Data supplied:
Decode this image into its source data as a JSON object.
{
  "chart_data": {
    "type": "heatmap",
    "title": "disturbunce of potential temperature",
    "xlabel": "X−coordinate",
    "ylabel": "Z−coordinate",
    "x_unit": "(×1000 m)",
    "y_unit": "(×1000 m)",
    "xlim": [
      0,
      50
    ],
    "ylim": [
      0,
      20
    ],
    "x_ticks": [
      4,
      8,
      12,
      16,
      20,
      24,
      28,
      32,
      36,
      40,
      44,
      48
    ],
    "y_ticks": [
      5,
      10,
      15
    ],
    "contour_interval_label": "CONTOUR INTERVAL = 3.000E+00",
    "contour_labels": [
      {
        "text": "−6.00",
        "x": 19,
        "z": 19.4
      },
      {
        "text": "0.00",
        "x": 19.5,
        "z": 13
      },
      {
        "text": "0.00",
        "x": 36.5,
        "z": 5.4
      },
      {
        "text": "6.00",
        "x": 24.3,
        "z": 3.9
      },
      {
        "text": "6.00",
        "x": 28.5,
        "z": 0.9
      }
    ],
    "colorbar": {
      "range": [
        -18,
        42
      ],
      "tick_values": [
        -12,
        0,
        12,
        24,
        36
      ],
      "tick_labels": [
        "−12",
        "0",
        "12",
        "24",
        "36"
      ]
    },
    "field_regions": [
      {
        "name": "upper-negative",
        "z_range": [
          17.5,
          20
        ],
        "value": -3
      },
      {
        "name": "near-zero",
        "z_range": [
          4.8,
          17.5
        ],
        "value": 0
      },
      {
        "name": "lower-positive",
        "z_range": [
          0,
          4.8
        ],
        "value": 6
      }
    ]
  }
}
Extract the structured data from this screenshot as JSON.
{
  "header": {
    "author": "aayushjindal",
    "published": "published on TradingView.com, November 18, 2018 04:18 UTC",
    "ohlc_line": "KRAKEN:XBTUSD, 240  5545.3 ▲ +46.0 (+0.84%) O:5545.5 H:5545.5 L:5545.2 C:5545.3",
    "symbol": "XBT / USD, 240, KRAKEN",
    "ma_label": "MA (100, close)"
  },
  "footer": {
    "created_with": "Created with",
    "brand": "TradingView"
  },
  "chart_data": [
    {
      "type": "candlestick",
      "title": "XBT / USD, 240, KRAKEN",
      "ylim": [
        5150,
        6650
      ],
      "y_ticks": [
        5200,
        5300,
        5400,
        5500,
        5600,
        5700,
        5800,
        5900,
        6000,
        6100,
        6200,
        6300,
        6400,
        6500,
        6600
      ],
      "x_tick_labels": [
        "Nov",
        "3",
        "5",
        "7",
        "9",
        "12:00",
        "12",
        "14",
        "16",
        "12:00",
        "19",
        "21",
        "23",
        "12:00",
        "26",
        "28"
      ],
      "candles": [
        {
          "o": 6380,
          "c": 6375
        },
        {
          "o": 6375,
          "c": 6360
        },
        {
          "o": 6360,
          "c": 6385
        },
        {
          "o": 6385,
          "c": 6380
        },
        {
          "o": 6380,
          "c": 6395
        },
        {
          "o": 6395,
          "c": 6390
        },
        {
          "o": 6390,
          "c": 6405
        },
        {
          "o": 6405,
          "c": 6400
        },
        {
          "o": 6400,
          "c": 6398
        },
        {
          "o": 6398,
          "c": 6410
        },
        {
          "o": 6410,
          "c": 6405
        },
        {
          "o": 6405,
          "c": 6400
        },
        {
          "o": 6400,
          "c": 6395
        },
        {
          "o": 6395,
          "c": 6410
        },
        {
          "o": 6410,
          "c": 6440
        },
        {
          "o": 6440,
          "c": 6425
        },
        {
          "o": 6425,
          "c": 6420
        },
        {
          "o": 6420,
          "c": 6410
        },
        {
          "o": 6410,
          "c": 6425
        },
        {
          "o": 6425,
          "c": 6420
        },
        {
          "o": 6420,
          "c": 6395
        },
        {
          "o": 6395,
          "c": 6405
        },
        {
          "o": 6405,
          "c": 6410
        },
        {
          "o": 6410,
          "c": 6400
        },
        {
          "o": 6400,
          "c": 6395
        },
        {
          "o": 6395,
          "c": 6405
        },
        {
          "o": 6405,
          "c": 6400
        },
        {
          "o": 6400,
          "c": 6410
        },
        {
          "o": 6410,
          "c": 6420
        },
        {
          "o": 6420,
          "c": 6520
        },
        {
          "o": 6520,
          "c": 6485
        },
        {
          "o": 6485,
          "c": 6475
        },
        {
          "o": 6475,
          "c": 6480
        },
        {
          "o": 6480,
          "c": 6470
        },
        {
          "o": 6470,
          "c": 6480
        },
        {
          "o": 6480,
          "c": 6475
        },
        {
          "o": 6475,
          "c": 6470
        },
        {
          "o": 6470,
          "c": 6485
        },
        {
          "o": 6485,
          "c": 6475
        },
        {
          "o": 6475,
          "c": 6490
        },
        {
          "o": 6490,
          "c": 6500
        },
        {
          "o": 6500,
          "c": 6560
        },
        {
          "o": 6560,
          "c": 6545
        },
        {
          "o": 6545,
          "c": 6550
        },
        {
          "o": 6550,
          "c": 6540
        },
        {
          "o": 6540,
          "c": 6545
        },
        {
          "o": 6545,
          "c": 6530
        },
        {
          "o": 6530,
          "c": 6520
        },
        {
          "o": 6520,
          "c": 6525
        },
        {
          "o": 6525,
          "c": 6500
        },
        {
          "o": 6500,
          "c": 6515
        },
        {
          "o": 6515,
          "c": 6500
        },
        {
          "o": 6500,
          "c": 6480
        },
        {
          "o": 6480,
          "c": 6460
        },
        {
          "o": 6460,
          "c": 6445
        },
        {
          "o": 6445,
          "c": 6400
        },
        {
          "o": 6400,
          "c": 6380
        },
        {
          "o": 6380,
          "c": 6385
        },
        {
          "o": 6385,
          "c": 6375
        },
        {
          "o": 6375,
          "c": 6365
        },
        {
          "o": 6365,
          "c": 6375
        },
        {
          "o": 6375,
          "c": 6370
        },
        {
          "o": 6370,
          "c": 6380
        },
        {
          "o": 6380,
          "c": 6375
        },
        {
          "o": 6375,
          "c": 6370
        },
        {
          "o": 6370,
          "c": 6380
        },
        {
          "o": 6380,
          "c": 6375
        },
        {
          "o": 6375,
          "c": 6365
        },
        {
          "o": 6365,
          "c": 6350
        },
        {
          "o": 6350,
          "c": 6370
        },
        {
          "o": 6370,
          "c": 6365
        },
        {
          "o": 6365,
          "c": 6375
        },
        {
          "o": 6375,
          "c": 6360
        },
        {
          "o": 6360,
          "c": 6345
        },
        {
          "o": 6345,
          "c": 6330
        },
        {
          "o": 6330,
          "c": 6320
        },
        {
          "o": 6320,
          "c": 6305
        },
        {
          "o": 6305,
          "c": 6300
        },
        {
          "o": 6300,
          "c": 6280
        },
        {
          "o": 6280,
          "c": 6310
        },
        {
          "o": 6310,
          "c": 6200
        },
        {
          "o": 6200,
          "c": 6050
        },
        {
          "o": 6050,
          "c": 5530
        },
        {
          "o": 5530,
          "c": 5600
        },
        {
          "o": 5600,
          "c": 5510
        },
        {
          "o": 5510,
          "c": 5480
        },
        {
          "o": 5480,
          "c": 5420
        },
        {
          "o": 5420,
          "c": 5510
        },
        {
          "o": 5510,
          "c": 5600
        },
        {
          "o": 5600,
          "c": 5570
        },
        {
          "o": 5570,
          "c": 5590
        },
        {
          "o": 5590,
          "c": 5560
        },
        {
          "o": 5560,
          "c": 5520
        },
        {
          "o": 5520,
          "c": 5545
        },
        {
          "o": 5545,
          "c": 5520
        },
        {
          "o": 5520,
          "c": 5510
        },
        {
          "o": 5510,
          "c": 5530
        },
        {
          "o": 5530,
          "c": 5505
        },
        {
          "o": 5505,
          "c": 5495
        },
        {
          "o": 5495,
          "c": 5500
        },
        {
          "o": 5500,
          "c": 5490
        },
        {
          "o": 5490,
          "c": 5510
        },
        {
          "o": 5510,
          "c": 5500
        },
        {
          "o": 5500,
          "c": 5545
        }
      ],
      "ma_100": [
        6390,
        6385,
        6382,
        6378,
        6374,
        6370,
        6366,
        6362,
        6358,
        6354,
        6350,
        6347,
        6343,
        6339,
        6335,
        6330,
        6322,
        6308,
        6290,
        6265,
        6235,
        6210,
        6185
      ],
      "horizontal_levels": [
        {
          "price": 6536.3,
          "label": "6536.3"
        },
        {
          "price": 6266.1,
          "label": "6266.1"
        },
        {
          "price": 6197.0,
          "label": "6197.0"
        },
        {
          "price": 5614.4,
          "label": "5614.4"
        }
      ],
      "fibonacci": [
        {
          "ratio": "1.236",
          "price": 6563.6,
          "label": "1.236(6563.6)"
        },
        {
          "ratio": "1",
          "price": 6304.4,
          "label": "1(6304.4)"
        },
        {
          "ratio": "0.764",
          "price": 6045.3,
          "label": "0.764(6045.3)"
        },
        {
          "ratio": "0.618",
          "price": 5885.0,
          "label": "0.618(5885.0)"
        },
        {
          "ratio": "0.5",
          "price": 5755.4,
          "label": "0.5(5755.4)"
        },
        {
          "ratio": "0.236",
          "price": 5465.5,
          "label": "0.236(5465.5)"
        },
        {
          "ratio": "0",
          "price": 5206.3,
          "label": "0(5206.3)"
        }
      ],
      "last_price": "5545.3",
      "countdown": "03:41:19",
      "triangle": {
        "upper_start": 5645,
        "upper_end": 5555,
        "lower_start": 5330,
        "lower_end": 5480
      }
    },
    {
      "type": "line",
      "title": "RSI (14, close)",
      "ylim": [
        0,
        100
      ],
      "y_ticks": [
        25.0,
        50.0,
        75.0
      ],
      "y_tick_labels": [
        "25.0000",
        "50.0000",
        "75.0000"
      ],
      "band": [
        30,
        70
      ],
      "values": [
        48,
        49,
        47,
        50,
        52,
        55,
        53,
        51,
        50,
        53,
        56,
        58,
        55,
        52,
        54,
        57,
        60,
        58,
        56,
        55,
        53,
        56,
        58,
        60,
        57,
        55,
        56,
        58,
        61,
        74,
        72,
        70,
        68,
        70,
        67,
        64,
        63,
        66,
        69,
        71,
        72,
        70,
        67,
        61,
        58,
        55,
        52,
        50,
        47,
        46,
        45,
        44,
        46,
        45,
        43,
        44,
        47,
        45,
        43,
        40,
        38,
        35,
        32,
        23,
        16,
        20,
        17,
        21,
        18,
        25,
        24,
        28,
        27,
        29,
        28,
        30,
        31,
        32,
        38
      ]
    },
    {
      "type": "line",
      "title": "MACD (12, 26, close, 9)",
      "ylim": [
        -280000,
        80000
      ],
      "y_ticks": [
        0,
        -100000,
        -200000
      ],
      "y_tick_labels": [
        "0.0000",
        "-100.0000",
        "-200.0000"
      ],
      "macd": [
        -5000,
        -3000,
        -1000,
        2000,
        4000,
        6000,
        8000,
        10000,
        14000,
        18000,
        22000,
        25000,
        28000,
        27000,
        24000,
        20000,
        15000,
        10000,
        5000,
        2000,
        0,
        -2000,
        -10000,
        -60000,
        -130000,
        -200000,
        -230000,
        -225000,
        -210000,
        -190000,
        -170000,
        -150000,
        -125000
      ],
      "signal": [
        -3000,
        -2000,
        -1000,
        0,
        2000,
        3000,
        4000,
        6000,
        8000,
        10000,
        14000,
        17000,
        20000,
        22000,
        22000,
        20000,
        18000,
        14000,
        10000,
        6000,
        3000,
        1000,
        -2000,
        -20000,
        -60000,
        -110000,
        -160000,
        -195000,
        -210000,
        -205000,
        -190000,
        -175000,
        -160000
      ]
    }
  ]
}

Problem details:
Copy all lines from the entries that contain the word "name".

Solved problem:
        "name": "upper-negative",
        "name": "near-zero",
        "name": "lower-positive",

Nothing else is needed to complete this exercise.